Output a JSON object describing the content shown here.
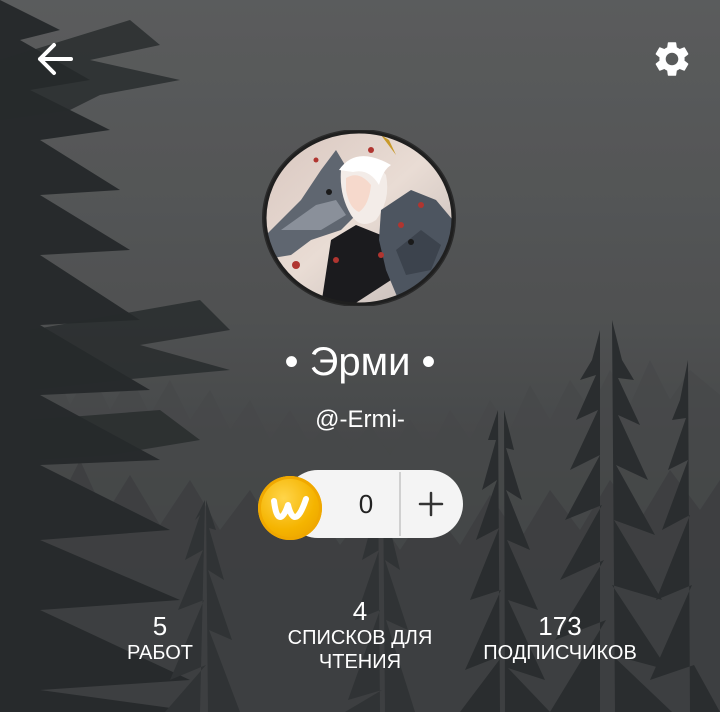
{
  "header": {
    "back_icon": "arrow-left-icon",
    "settings_icon": "gear-icon"
  },
  "profile": {
    "display_name": "• Эрми •",
    "username": "@-Ermi-",
    "avatar_alt": "wolves-avatar"
  },
  "coins": {
    "icon": "wattpad-coin-icon",
    "count": "0",
    "add_icon": "plus-icon"
  },
  "stats": [
    {
      "value": "5",
      "label": "РАБОТ"
    },
    {
      "value": "4",
      "label_line1": "СПИСКОВ ДЛЯ",
      "label_line2": "ЧТЕНИЯ"
    },
    {
      "value": "173",
      "label": "ПОДПИСЧИКОВ"
    }
  ],
  "colors": {
    "coin_gold": "#f5b400",
    "pill_bg": "#f4f4f4",
    "text_light": "#ffffff"
  }
}
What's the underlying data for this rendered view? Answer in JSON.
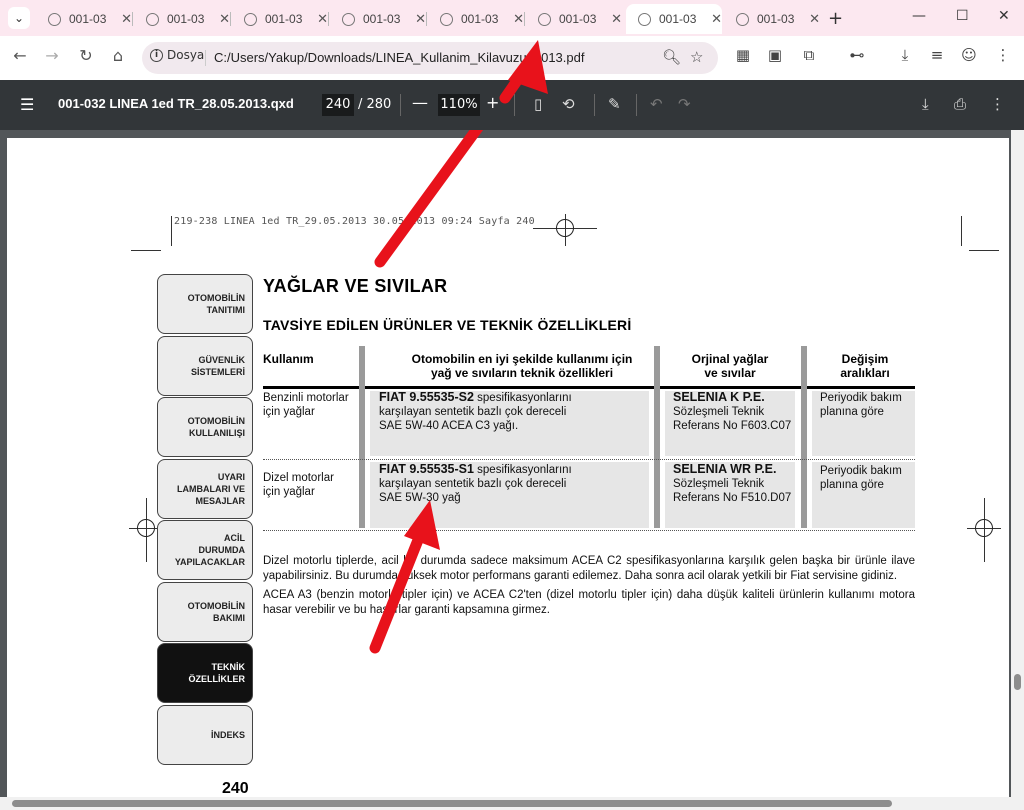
□ □ □ □ □
Required task: Print the complete listing exactly, apart from any pictures.

Written response:
Output a JSON object describing the content shown here.
{
  "header": {
    "back_icon": "arrow-left-icon",
    "settings_icon": "gear-icon"
  },
  "profile": {
    "display_name": "• Эрми •",
    "username": "@-Ermi-",
    "avatar_alt": "wolves-avatar"
  },
  "coins": {
    "icon": "wattpad-coin-icon",
    "count": "0",
    "add_icon": "plus-icon"
  },
  "stats": [
    {
      "value": "5",
      "label": "РАБОТ"
    },
    {
      "value": "4",
      "label_line1": "СПИСКОВ ДЛЯ",
      "label_line2": "ЧТЕНИЯ"
    },
    {
      "value": "173",
      "label": "ПОДПИСЧИКОВ"
    }
  ],
  "colors": {
    "coin_gold": "#f5b400",
    "pill_bg": "#f4f4f4",
    "text_light": "#ffffff"
  }
}
What's the underlying data for this rendered view? Answer in JSON.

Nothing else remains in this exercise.